GIVEN EXERCISE ▸ Copy every line from the records below that holds the word "Ἐκκλησίας".

□ □ □ □ □ □ □

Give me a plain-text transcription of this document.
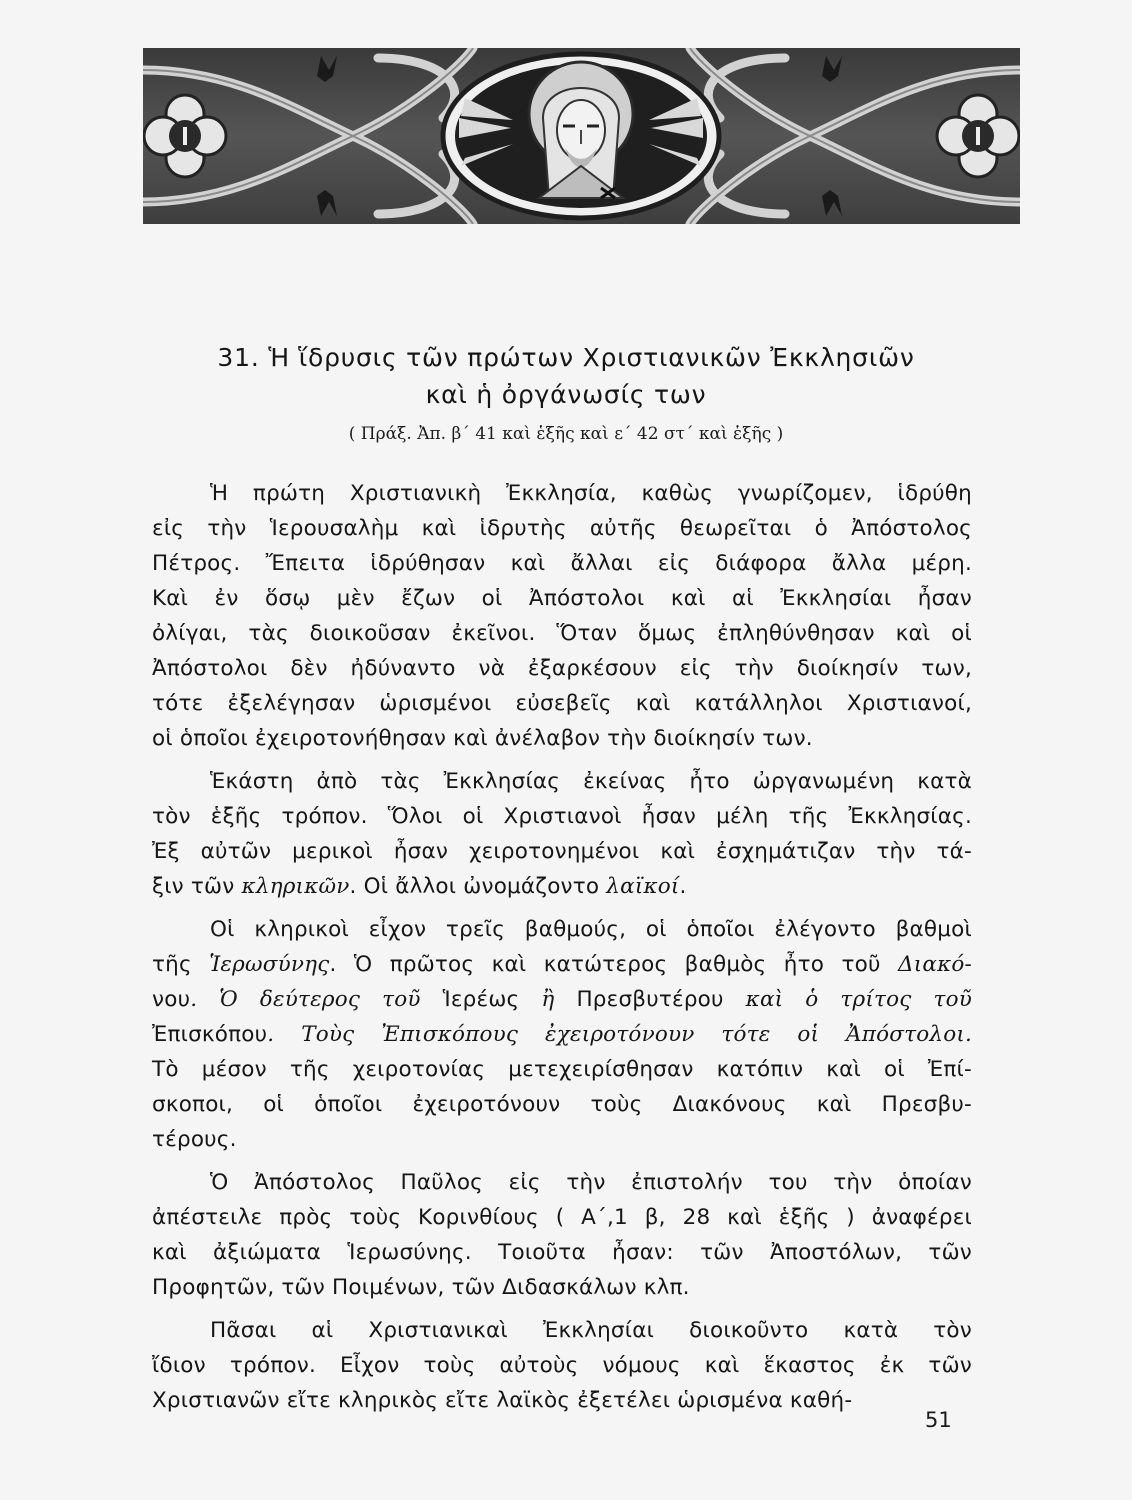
31. Ἡ ἵδρυσις τῶν πρώτων Χριστιανικῶν Ἐκκλησιῶν
καὶ ἡ ὀργάνωσίς των
( Πράξ. Ἀπ. β΄ 41 καὶ ἑξῆς καὶ ε΄ 42 στ΄ καὶ ἑξῆς )
Ἡ πρώτη Χριστιανικὴ Ἐκκλησία, καθὼς γνωρίζομεν, ἱδρύθη
εἰς τὴν Ἱερουσαλὴμ καὶ ἱδρυτὴς αὐτῆς θεωρεῖται ὁ Ἀπόστολος
Πέτρος. Ἔπειτα ἱδρύθησαν καὶ ἄλλαι εἰς διάφορα ἄλλα μέρη.
Καὶ ἐν ὅσῳ μὲν ἔζων οἱ Ἀπόστολοι καὶ αἱ Ἐκκλησίαι ἦσαν
ὀλίγαι, τὰς διοικοῦσαν ἐκεῖνοι. Ὅταν ὅμως ἐπληθύνθησαν καὶ οἱ
Ἀπόστολοι δὲν ἠδύναντο νὰ ἐξαρκέσουν εἰς τὴν διοίκησίν των,
τότε ἐξελέγησαν ὡρισμένοι εὐσεβεῖς καὶ κατάλληλοι Χριστιανοί,
οἱ ὁποῖοι ἐχειροτονήθησαν καὶ ἀνέλαβον τὴν διοίκησίν των.
Ἑκάστη ἀπὸ τὰς Ἐκκλησίας ἐκείνας ἦτο ὠργανωμένη κατὰ
τὸν ἑξῆς τρόπον. Ὅλοι οἱ Χριστιανοὶ ἦσαν μέλη τῆς Ἐκκλησίας.
Ἐξ αὐτῶν μερικοὶ ἦσαν χειροτονημένοι καὶ ἐσχημάτιζαν τὴν τά-
ξιν τῶν κληρικῶν. Οἱ ἄλλοι ὠνομάζοντο λαϊκοί.
Οἱ κληρικοὶ εἶχον τρεῖς βαθμούς, οἱ ὁποῖοι ἐλέγοντο βαθμοὶ
τῆς Ἱερωσύνης. Ὁ πρῶτος καὶ κατώτερος βαθμὸς ἦτο τοῦ Διακό-
νου. Ὁ δεύτερος τοῦ Ἱερέως ἢ Πρεσβυτέρου καὶ ὁ τρίτος τοῦ
Ἐπισκόπου. Τοὺς Ἐπισκόπους ἐχειροτόνουν τότε οἱ Ἀπόστολοι.
Τὸ μέσον τῆς χειροτονίας μετεχειρίσθησαν κατόπιν καὶ οἱ Ἐπί-
σκοποι, οἱ ὁποῖοι ἐχειροτόνουν τοὺς Διακόνους καὶ Πρεσβυ-
τέρους.
Ὁ Ἀπόστολος Παῦλος εἰς τὴν ἐπιστολήν του τὴν ὁποίαν
ἀπέστειλε πρὸς τοὺς Κορινθίους ( Α΄,1 β, 28 καὶ ἑξῆς ) ἀναφέρει
καὶ ἀξιώματα Ἱερωσύνης. Τοιοῦτα ἦσαν: τῶν Ἀποστόλων, τῶν
Προφητῶν, τῶν Ποιμένων, τῶν Διδασκάλων κλπ.
Πᾶσαι αἱ Χριστιανικαὶ Ἐκκλησίαι διοικοῦντο κατὰ τὸν
ἴδιον τρόπον. Εἶχον τοὺς αὐτοὺς νόμους καὶ ἕκαστος ἐκ τῶν
Χριστιανῶν εἴτε κληρικὸς εἴτε λαϊκὸς ἐξετέλει ὡρισμένα καθή-
51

□ □ □ □ □ □ □

CORRECT OUTPUT ▸
Ἑκάστη ἀπὸ τὰς Ἐκκλησίας ἐκείνας ἦτο ὠργανωμένη κατὰ
τὸν ἑξῆς τρόπον. Ὅλοι οἱ Χριστιανοὶ ἦσαν μέλη τῆς Ἐκκλησίας.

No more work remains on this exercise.